EXERCISE:
Quote each record exactly, please, leaving none out.

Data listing
----------------

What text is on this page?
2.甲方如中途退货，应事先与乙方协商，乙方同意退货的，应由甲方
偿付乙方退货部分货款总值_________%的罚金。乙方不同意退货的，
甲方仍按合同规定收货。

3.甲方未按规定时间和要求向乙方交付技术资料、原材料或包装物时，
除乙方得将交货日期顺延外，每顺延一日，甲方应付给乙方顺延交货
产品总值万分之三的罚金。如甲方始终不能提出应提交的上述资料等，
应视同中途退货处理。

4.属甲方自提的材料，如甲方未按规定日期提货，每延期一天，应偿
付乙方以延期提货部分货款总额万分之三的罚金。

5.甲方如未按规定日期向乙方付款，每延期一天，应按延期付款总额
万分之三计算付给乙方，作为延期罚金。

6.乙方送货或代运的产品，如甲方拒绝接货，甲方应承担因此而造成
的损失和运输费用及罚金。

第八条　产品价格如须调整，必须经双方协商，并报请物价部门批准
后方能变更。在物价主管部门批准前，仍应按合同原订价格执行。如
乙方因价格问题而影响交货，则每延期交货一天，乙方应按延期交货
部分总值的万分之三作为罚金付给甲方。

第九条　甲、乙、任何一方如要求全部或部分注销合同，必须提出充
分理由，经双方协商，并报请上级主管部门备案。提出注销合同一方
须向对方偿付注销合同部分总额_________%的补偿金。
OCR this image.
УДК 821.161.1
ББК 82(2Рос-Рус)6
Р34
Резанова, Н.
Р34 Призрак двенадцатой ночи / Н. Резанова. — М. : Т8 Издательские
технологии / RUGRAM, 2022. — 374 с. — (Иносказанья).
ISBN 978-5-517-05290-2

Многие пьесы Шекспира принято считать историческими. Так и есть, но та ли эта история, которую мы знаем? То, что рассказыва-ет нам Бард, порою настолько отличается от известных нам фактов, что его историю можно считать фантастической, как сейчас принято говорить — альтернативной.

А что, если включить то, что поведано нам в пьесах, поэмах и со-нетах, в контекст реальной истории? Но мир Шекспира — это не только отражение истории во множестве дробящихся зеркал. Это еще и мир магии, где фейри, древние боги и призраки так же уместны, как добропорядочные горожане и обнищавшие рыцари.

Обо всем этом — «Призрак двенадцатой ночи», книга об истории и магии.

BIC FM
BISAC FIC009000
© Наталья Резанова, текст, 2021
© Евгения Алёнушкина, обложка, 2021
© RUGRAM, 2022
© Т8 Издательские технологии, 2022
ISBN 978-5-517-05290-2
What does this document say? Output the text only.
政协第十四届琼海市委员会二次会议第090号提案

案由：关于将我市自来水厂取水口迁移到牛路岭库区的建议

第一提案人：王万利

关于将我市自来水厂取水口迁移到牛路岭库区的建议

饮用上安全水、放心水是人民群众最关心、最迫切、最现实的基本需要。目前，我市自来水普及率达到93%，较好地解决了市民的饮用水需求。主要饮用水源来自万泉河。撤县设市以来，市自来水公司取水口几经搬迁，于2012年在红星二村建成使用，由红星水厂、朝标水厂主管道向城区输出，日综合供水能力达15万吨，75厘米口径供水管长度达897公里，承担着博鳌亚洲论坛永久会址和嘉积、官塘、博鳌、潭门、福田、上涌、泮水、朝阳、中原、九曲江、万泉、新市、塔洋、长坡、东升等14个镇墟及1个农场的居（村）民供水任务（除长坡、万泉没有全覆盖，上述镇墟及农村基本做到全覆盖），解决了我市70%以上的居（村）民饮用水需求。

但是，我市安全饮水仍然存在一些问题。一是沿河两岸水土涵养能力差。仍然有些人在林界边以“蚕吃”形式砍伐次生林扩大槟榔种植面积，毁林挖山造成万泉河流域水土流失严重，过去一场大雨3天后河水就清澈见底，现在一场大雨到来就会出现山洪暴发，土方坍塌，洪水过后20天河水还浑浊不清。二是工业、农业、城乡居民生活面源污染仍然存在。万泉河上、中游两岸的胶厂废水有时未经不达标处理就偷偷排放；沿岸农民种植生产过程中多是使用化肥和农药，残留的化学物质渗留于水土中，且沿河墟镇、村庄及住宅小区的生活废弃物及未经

----------------

ANSWER TO THE EXERCISE:
What text is on this page?
2.甲方如中途退货，应事先与乙方协商，乙方同意退货的，应由甲方
偿付乙方退货部分货款总值_________%的罚金。乙方不同意退货的，
甲方仍按合同规定收货。

3.甲方未按规定时间和要求向乙方交付技术资料、原材料或包装物时，
除乙方得将交货日期顺延外，每顺延一日，甲方应付给乙方顺延交货
产品总值万分之三的罚金。如甲方始终不能提出应提交的上述资料等，
应视同中途退货处理。

4.属甲方自提的材料，如甲方未按规定日期提货，每延期一天，应偿
付乙方以延期提货部分货款总额万分之三的罚金。

5.甲方如未按规定日期向乙方付款，每延期一天，应按延期付款总额
万分之三计算付给乙方，作为延期罚金。

6.乙方送货或代运的产品，如甲方拒绝接货，甲方应承担因此而造成
的损失和运输费用及罚金。

第八条　产品价格如须调整，必须经双方协商，并报请物价部门批准
后方能变更。在物价主管部门批准前，仍应按合同原订价格执行。如
乙方因价格问题而影响交货，则每延期交货一天，乙方应按延期交货
部分总值的万分之三作为罚金付给甲方。

第九条　甲、乙、任何一方如要求全部或部分注销合同，必须提出充
分理由，经双方协商，并报请上级主管部门备案。提出注销合同一方
须向对方偿付注销合同部分总额_________%的补偿金。
OCR this image.
УДК 821.161.1
ББК 82(2Рос-Рус)6
Р34
Резанова, Н.
Р34 Призрак двенадцатой ночи / Н. Резанова. — М. : Т8 Издательские
технологии / RUGRAM, 2022. — 374 с. — (Иносказанья).
ISBN 978-5-517-05290-2

Многие пьесы Шекспира принято считать историческими. Так и есть, но та ли эта история, которую мы знаем? То, что рассказыва-ет нам Бард, порою настолько отличается от известных нам фактов, что его историю можно считать фантастической, как сейчас принято говорить — альтернативной.

А что, если включить то, что поведано нам в пьесах, поэмах и со-нетах, в контекст реальной истории? Но мир Шекспира — это не только отражение истории во множестве дробящихся зеркал. Это еще и мир магии, где фейри, древние боги и призраки так же уместны, как добропорядочные горожане и обнищавшие рыцари.

Обо всем этом — «Призрак двенадцатой ночи», книга об истории и магии.

BIC FM
BISAC FIC009000
© Наталья Резанова, текст, 2021
© Евгения Алёнушкина, обложка, 2021
© RUGRAM, 2022
© Т8 Издательские технологии, 2022
ISBN 978-5-517-05290-2
What does this document say? Output the text only.
政协第十四届琼海市委员会二次会议第090号提案

案由：关于将我市自来水厂取水口迁移到牛路岭库区的建议

第一提案人：王万利

关于将我市自来水厂取水口迁移到牛路岭库区的建议

饮用上安全水、放心水是人民群众最关心、最迫切、最现实的基本需要。目前，我市自来水普及率达到93%，较好地解决了市民的饮用水需求。主要饮用水源来自万泉河。撤县设市以来，市自来水公司取水口几经搬迁，于2012年在红星二村建成使用，由红星水厂、朝标水厂主管道向城区输出，日综合供水能力达15万吨，75厘米口径供水管长度达897公里，承担着博鳌亚洲论坛永久会址和嘉积、官塘、博鳌、潭门、福田、上涌、泮水、朝阳、中原、九曲江、万泉、新市、塔洋、长坡、东升等14个镇墟及1个农场的居（村）民供水任务（除长坡、万泉没有全覆盖，上述镇墟及农村基本做到全覆盖），解决了我市70%以上的居（村）民饮用水需求。

但是，我市安全饮水仍然存在一些问题。一是沿河两岸水土涵养能力差。仍然有些人在林界边以“蚕吃”形式砍伐次生林扩大槟榔种植面积，毁林挖山造成万泉河流域水土流失严重，过去一场大雨3天后河水就清澈见底，现在一场大雨到来就会出现山洪暴发，土方坍塌，洪水过后20天河水还浑浊不清。二是工业、农业、城乡居民生活面源污染仍然存在。万泉河上、中游两岸的胶厂废水有时未经不达标处理就偷偷排放；沿岸农民种植生产过程中多是使用化肥和农药，残留的化学物质渗留于水土中，且沿河墟镇、村庄及住宅小区的生活废弃物及未经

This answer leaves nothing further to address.